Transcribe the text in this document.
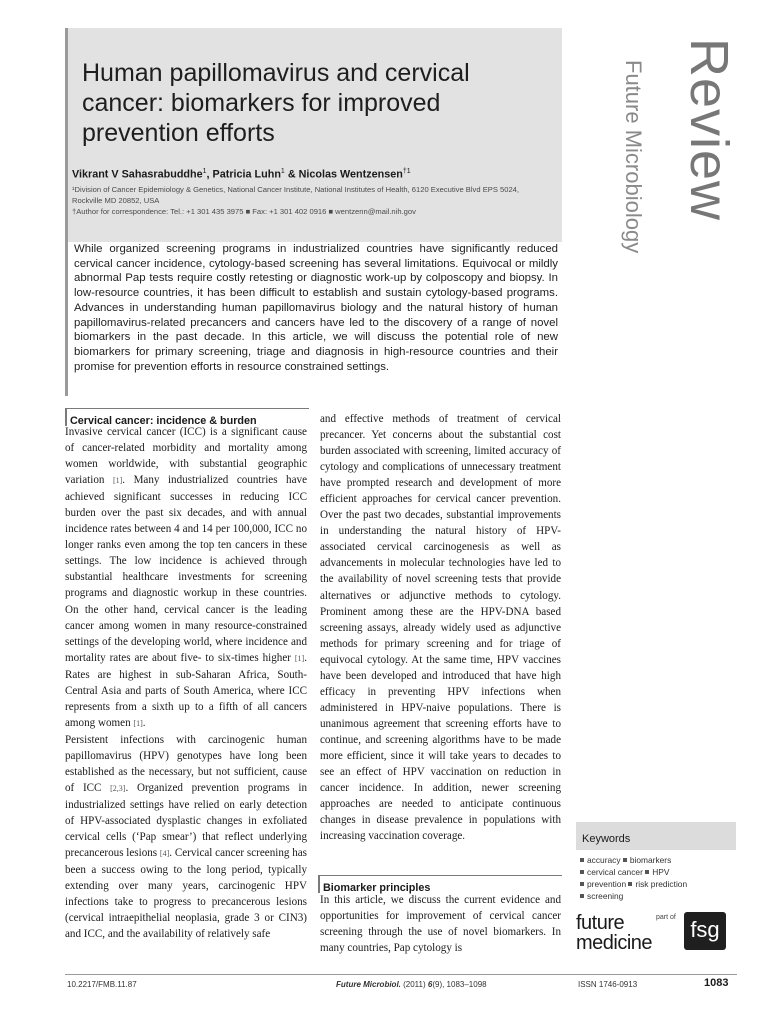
Human papillomavirus and cervical cancer: biomarkers for improved prevention efforts
Vikrant V Sahasrabuddhe$^1$, Patricia Luhn$^1$ & Nicolas Wentzensen$^{\dagger 1}$
¹Division of Cancer Epidemiology & Genetics, National Cancer Institute, National Institutes of Health, 6120 Executive Blvd EPS 5024, Rockville MD 20852, USA
†Author for correspondence: Tel.: +1 301 435 3975 ■ Fax: +1 301 402 0916 ■ wentzenn@mail.nih.gov

While organized screening programs in industrialized countries have significantly reduced cervical cancer incidence, cytology-based screening has several limitations. Equivocal or mildly abnormal Pap tests require costly retesting or diagnostic work-up by colposcopy and biopsy. In low-resource countries, it has been difficult to establish and sustain cytology-based programs. Advances in understanding human papillomavirus biology and the natural history of human papillomavirus-related precancers and cancers have led to the discovery of a range of novel biomarkers in the past decade. In this article, we will discuss the potential role of new biomarkers for primary screening, triage and diagnosis in high-resource countries and their promise for prevention efforts in resource constrained settings.

Review
Future Microbiology
Cervical cancer: incidence & burden

Invasive cervical cancer (ICC) is a significant cause of cancer-related morbidity and mortality among women worldwide, with substantial geographic variation [1]. Many industrialized countries have achieved significant successes in reducing ICC burden over the past six decades, and with annual incidence rates between 4 and 14 per 100,000, ICC no longer ranks even among the top ten cancers in these settings. The low incidence is achieved through substantial healthcare investments for screening programs and diagnostic workup in these countries. On the other hand, cervical cancer is the leading cancer among women in many resource-constrained settings of the developing world, where incidence and mortality rates are about five- to six-times higher [1]. Rates are highest in sub-Saharan Africa, South-Central Asia and parts of South America, where ICC represents from a sixth up to a fifth of all cancers among women [1].

Persistent infections with carcinogenic human papillomavirus (HPV) genotypes have long been established as the necessary, but not sufficient, cause of ICC [2,3]. Organized prevention programs in industrialized settings have relied on early detection of HPV-associated dysplastic changes in exfoliated cervical cells (‘Pap smear’) that reflect underlying precancerous lesions [4]. Cervical cancer screening has been a success owing to the long period, typically extending over many years, carcinogenic HPV infections take to progress to precancerous lesions (cervical intraepithelial neoplasia, grade 3 or CIN3) and ICC, and the availability of relatively safe

and effective methods of treatment of cervical precancer. Yet concerns about the substantial cost burden associated with screening, limited accuracy of cytology and complications of unnecessary treatment have prompted research and development of more efficient approaches for cervical cancer prevention. Over the past two decades, substantial improvements in understanding the natural history of HPV-associated cervical carcinogenesis as well as advancements in molecular technologies have led to the availability of novel screening tests that provide alternatives or adjunctive methods to cytology. Prominent among these are the HPV-DNA based screening assays, already widely used as adjunctive methods for primary screening and for triage of equivocal cytology. At the same time, HPV vaccines have been developed and introduced that have high efficacy in preventing HPV infections when administered in HPV-naive populations. There is unanimous agreement that screening efforts have to continue, and screening algorithms have to be made more efficient, since it will take years to decades to see an effect of HPV vaccination on reduction in cancer incidence. In addition, newer screening approaches are needed to anticipate continuous changes in disease prevalence in populations with increasing vaccination coverage.

Biomarker principles

In this article, we discuss the current evidence and opportunities for improvement of cervical cancer screening through the use of novel biomarkers. In many countries, Pap cytology is

Keywords
accuracy biomarkers
cervical cancer HPV
prevention risk prediction
screening
future
medicine
part of fsg
10.2217/FMB.11.87	Future Microbiol. (2011) 6(9), 1083–1098	ISSN 1746-0913	1083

What the task asks: Write out the material above once more, exactly as it reads, with no pictures.

Result below:
Transcribe the text in this document.
Human papillomavirus and cervical cancer: biomarkers for improved prevention efforts
Vikrant V Sahasrabuddhe$^1$, Patricia Luhn$^1$ & Nicolas Wentzensen$^{\dagger 1}$
¹Division of Cancer Epidemiology & Genetics, National Cancer Institute, National Institutes of Health, 6120 Executive Blvd EPS 5024, Rockville MD 20852, USA
†Author for correspondence: Tel.: +1 301 435 3975 ■ Fax: +1 301 402 0916 ■ wentzenn@mail.nih.gov

While organized screening programs in industrialized countries have significantly reduced cervical cancer incidence, cytology-based screening has several limitations. Equivocal or mildly abnormal Pap tests require costly retesting or diagnostic work-up by colposcopy and biopsy. In low-resource countries, it has been difficult to establish and sustain cytology-based programs. Advances in understanding human papillomavirus biology and the natural history of human papillomavirus-related precancers and cancers have led to the discovery of a range of novel biomarkers in the past decade. In this article, we will discuss the potential role of new biomarkers for primary screening, triage and diagnosis in high-resource countries and their promise for prevention efforts in resource constrained settings.

Review
Future Microbiology
Cervical cancer: incidence & burden

Invasive cervical cancer (ICC) is a significant cause of cancer-related morbidity and mortality among women worldwide, with substantial geographic variation [1]. Many industrialized countries have achieved significant successes in reducing ICC burden over the past six decades, and with annual incidence rates between 4 and 14 per 100,000, ICC no longer ranks even among the top ten cancers in these settings. The low incidence is achieved through substantial healthcare investments for screening programs and diagnostic workup in these countries. On the other hand, cervical cancer is the leading cancer among women in many resource-constrained settings of the developing world, where incidence and mortality rates are about five- to six-times higher [1]. Rates are highest in sub-Saharan Africa, South-Central Asia and parts of South America, where ICC represents from a sixth up to a fifth of all cancers among women [1].

Persistent infections with carcinogenic human papillomavirus (HPV) genotypes have long been established as the necessary, but not sufficient, cause of ICC [2,3]. Organized prevention programs in industrialized settings have relied on early detection of HPV-associated dysplastic changes in exfoliated cervical cells (‘Pap smear’) that reflect underlying precancerous lesions [4]. Cervical cancer screening has been a success owing to the long period, typically extending over many years, carcinogenic HPV infections take to progress to precancerous lesions (cervical intraepithelial neoplasia, grade 3 or CIN3) and ICC, and the availability of relatively safe

and effective methods of treatment of cervical precancer. Yet concerns about the substantial cost burden associated with screening, limited accuracy of cytology and complications of unnecessary treatment have prompted research and development of more efficient approaches for cervical cancer prevention. Over the past two decades, substantial improvements in understanding the natural history of HPV-associated cervical carcinogenesis as well as advancements in molecular technologies have led to the availability of novel screening tests that provide alternatives or adjunctive methods to cytology. Prominent among these are the HPV-DNA based screening assays, already widely used as adjunctive methods for primary screening and for triage of equivocal cytology. At the same time, HPV vaccines have been developed and introduced that have high efficacy in preventing HPV infections when administered in HPV-naive populations. There is unanimous agreement that screening efforts have to continue, and screening algorithms have to be made more efficient, since it will take years to decades to see an effect of HPV vaccination on reduction in cancer incidence. In addition, newer screening approaches are needed to anticipate continuous changes in disease prevalence in populations with increasing vaccination coverage.

Biomarker principles

In this article, we discuss the current evidence and opportunities for improvement of cervical cancer screening through the use of novel biomarkers. In many countries, Pap cytology is

Keywords
accuracy biomarkers
cervical cancer HPV
prevention risk prediction
screening
future
medicine
part of fsg
10.2217/FMB.11.87	Future Microbiol. (2011) 6(9), 1083–1098	ISSN 1746-0913	1083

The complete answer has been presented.